Update everything from the start of the records down to the line containing "marker[interactable] [1287,659,1302,674]", changing "marker" to "point" and leaving all else as it is.

## STORED RECORDS
□ □ □ □ □

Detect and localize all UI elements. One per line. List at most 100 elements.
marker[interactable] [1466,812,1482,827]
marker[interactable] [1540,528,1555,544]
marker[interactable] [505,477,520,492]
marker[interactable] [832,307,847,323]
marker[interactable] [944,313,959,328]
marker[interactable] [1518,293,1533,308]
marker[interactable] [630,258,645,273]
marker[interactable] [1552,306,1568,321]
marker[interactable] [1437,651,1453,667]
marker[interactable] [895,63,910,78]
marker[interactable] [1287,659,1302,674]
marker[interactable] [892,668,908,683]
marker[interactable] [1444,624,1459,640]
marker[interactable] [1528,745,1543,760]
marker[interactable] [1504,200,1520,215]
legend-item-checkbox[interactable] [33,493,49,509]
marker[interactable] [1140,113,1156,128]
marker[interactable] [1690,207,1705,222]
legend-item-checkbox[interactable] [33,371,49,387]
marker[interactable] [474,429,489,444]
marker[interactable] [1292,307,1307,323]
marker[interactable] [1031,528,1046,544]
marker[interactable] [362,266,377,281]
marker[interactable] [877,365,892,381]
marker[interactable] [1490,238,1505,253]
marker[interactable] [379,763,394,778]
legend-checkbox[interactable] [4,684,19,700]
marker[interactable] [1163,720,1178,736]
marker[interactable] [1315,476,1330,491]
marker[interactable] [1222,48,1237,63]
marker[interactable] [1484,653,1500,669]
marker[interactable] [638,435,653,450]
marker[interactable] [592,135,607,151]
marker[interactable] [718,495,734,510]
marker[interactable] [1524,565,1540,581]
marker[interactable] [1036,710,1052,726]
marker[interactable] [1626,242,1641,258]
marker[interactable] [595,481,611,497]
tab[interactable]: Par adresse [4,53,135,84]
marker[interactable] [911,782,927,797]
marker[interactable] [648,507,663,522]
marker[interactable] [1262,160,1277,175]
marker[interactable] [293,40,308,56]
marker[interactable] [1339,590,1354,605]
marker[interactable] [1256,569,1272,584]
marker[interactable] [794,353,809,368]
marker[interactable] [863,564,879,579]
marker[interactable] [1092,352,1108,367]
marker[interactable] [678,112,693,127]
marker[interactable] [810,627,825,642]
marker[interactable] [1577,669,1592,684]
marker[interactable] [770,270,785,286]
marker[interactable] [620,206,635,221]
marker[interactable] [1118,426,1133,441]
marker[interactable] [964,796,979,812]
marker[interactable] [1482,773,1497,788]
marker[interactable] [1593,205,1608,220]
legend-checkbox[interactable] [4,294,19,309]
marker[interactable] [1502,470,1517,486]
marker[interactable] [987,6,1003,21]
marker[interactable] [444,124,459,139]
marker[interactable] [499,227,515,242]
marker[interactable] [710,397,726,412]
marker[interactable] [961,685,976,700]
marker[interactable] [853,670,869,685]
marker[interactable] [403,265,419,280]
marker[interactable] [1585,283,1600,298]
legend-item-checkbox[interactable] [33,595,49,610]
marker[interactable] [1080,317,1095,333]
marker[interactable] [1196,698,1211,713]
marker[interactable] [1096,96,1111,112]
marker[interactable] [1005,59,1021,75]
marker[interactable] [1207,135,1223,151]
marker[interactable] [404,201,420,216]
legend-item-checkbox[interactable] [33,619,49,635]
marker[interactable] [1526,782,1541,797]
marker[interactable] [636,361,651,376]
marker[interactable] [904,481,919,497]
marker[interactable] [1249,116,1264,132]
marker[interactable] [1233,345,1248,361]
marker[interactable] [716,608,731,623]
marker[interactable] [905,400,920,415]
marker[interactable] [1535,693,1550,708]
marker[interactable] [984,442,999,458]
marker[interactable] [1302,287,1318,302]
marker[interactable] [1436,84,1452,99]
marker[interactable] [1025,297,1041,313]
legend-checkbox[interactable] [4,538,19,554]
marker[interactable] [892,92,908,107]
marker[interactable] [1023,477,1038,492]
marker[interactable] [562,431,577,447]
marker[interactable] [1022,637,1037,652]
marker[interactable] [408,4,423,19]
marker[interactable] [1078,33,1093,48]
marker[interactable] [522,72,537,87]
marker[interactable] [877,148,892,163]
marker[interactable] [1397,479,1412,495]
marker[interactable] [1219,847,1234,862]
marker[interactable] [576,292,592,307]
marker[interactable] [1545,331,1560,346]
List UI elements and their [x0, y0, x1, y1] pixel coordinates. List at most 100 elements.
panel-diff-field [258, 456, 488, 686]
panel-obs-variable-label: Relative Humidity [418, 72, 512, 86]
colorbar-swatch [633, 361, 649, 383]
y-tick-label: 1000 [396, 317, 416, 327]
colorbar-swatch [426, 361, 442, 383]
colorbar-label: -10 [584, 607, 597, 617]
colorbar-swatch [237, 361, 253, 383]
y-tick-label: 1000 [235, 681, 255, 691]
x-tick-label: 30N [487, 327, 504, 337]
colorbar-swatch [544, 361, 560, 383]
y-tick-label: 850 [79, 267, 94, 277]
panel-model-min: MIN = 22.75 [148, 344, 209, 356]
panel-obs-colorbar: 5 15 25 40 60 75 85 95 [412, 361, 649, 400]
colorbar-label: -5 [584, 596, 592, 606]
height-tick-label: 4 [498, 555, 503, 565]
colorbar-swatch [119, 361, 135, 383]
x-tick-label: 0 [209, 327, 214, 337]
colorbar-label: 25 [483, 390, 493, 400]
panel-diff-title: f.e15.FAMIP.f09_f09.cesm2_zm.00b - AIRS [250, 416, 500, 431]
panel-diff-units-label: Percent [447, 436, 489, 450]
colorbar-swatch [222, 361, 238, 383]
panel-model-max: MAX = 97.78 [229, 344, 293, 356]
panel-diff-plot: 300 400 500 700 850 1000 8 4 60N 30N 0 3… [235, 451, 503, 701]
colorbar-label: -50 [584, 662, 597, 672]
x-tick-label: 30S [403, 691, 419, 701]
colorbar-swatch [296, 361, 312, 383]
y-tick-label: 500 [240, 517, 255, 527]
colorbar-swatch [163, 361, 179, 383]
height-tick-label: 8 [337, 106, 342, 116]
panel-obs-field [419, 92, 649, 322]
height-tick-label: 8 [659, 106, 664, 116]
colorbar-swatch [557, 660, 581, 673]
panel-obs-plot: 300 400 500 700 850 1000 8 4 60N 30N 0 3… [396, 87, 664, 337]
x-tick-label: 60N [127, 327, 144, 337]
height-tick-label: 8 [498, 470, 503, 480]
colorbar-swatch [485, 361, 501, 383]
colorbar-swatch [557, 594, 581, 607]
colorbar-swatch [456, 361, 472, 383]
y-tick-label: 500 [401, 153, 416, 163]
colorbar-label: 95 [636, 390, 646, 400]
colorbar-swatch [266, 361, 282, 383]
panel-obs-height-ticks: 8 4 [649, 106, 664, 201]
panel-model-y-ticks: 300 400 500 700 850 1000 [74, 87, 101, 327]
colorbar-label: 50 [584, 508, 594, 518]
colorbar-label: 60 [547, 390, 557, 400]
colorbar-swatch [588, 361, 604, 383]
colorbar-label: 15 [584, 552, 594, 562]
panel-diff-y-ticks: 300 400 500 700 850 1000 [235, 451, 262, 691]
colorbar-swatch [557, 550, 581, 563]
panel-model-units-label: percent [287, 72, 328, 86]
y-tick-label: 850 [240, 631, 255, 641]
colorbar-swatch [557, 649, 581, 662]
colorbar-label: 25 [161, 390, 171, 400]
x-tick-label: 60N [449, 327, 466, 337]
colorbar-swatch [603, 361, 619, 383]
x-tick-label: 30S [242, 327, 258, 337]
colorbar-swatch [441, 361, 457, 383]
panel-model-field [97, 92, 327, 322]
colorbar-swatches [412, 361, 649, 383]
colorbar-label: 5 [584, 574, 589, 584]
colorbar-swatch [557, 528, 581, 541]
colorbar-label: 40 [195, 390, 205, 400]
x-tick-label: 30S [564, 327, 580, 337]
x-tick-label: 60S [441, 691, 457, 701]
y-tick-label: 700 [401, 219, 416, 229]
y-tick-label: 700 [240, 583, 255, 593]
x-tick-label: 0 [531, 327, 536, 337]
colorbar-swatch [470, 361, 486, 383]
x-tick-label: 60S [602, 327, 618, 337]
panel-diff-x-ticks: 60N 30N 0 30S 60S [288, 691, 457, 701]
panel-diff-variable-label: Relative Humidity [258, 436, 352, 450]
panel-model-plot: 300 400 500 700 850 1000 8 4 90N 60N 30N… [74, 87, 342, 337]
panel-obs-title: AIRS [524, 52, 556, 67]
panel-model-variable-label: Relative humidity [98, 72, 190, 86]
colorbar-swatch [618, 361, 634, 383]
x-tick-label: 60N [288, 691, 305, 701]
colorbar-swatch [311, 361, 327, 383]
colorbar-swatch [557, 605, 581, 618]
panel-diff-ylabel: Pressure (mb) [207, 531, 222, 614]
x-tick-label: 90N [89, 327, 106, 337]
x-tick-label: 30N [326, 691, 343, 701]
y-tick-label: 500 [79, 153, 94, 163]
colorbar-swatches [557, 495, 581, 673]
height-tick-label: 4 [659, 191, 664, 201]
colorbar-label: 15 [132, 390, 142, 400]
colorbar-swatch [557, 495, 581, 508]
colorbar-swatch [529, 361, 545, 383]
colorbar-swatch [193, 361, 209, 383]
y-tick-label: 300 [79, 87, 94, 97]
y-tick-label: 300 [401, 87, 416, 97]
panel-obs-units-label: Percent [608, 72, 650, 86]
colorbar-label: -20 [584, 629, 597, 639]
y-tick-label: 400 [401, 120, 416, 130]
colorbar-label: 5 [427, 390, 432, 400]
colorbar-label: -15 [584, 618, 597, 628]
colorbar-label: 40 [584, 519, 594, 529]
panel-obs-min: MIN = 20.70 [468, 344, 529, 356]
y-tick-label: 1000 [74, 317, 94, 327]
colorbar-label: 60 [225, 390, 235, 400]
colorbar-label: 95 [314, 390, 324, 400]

□ □ □ □ □

## SOLUTION FOR THIS PROBLEM
Detect and localize all UI elements. One per line. List at most 100 elements.
point[interactable] [1466,812,1482,827]
point[interactable] [1540,528,1555,544]
point[interactable] [505,477,520,492]
point[interactable] [832,307,847,323]
point[interactable] [944,313,959,328]
point[interactable] [1518,293,1533,308]
point[interactable] [630,258,645,273]
point[interactable] [1552,306,1568,321]
point[interactable] [1437,651,1453,667]
point[interactable] [895,63,910,78]
point[interactable] [1287,659,1302,674]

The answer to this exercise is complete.